CONSIGNA – Transcribe sin cambios el fragmento del texto sobre Georg Elser que va de "Durante los meses siguientes, Elser" a "fábrica de relojes.", ambos incluidos.

----- TEXTO DE ORIGEN

Elser había leído en los periódicos que la próxima reunión de los jefes del partido se iba a celebrar en la Bürgerbräukeller de Munich el 8 de noviembre de 1939. En esa fecha se celebraba el aniversario anual del fallido Putsch de Hitler de 1923, y se reunirían figuras destacadas del régimen junto al propio Führer y la vieja guardia del partido. Elser viajó a Munich y allí llegó a la conclusión de que el mejor sistema para llevar a cabo sus planes era una bomba de relojería, colocada dentro de la columna situada en el lugar donde Hitler hablaría, a espaldas del estrado que acostumbraban a montar para Hitler el día de la celebración del aniversario.

Georg Elser logró ocultar una bomba de relojería en el lugar en el que Hitler debía pronunciar un discurso.

Durante los meses siguientes, Elser robó explosivos de la fábrica de armamento donde trabajaba en ese momento. Para fabricar el temporizador de la bomba, usó los conocimientos adquiridos previamente, cuando estuvo empleado durante cuatro años en una fábrica de relojes.

A principios de abril, pidió una baja laboral y volvió a Munich. Hizo un reconocimiento minucioso, tomando bocetos y medidas. Consiguió un nuevo trabajo en una cantera, que le permitió robar dinamita. Durante los meses siguientes efectuó ensayos previos con la bomba diseñada por él, que tuvieron éxito. Volvió a Munich en agosto, y desde entonces hasta noviembre llegó a esconderse hasta treinta veces en la cervecería sin que le descubrieran, pues cada mañana salía a escondidas por una puerta lateral, sin ser visto. Allí se dedicaba a practicar un agujero en la columna deseada, tras el revestimiento de madera. Su trabajo fue tan meticuloso que incluso llegó a recubrir el agujero con estaño para que la bomba no se moviera o no sonara a hueco. La bomba quedaría instalada y lista el 6 de noviembre, pero al día siguiente Elser volvería a la cervecería para asegurarse de que seguía funcionando. A la mañana siguiente, Elser se despidió de su hermana, que vivía en Stuttgart, le pidió algo de dinero y se dirigió hacia la frontera suiza.

La duración habitual del discurso de Hitler era desde las ocho y media de la tarde hasta, aproximadamente, las diez de la noche, para luego permanecer varios minutos más conversando con los antiguos camaradas del partido. Para asegurarse de que la bomba estallaría cuando Hitler estuviera en el estrado, Elser programó la explosión para las nueve y veinte minutos.

Pero, para desgracia de Elser y del futuro de Alemania, las condiciones especiales de la guerra variarían aquel año el horario de la celebración. Hitler empezó su discurso a las ocho y diez minutos y lo terminó poco después de las nueve. Una vez acabado se dirigió rápidamente hacia la estación para coger el tren de las nueve y media hacia Berlín, ya que el mal tiempo le impedía volver en avión, una de las razones que influyeron también en la decisión de acortar el discurso.

----------
----- EXTRACTO DE DATOS

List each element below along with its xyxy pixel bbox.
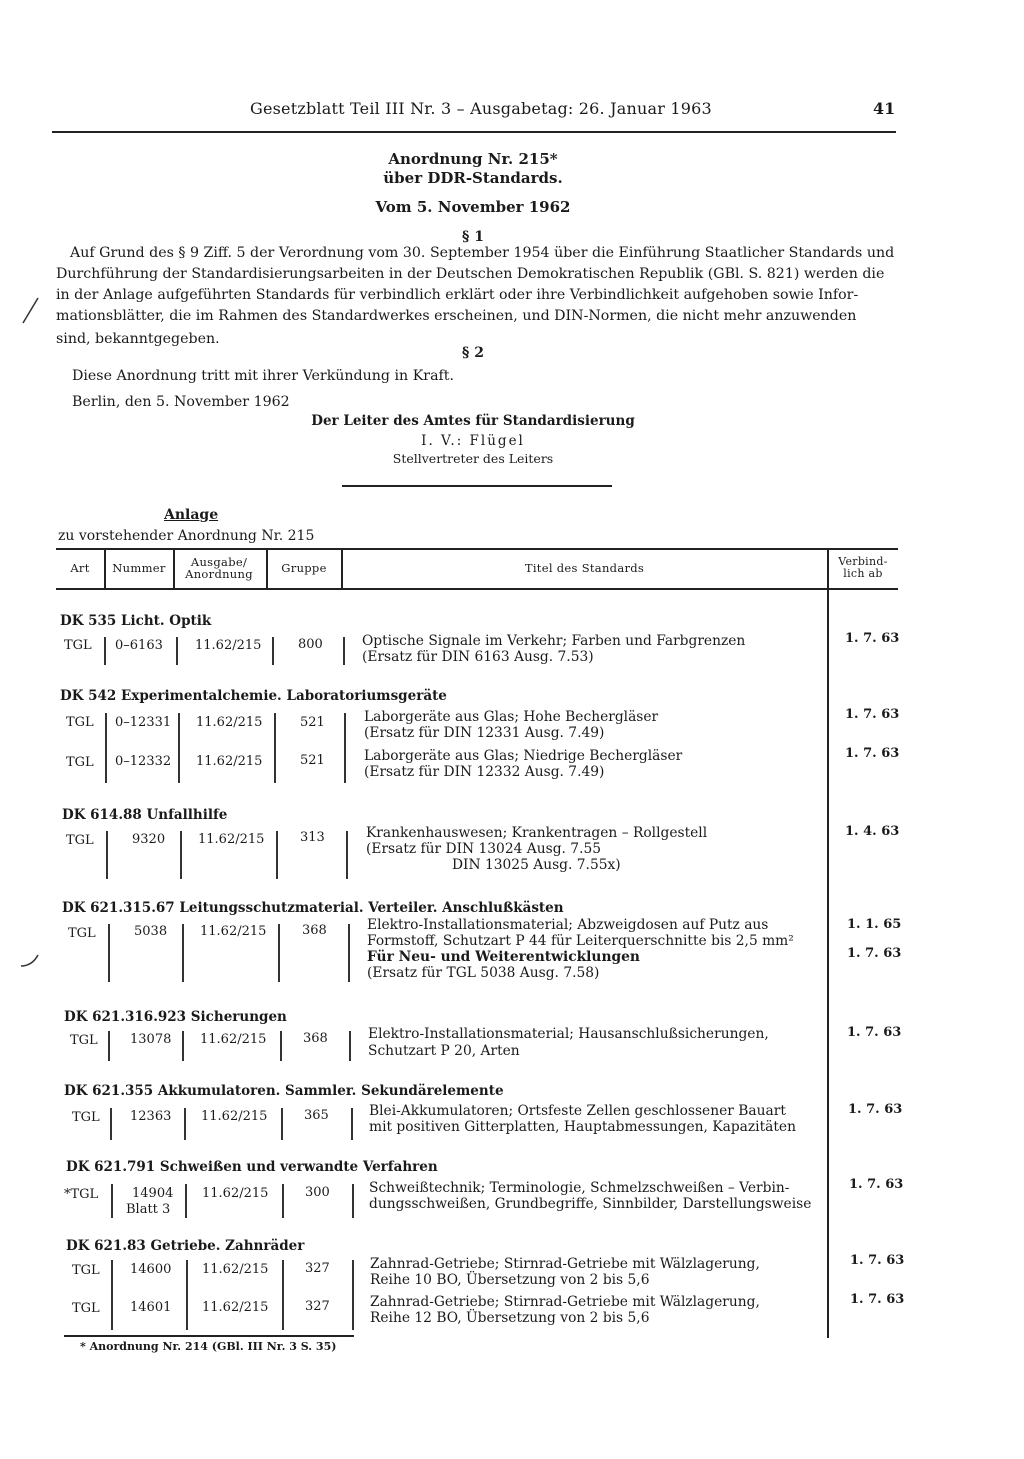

----------

RESPUESTA ESCRITA –
Durante los meses siguientes, Elser robó explosivos de la fábrica de armamento donde trabajaba en ese momento. Para fabricar el temporizador de la bomba, usó los conocimientos adquiridos previamente, cuando estuvo empleado durante cuatro años en una fábrica de relojes.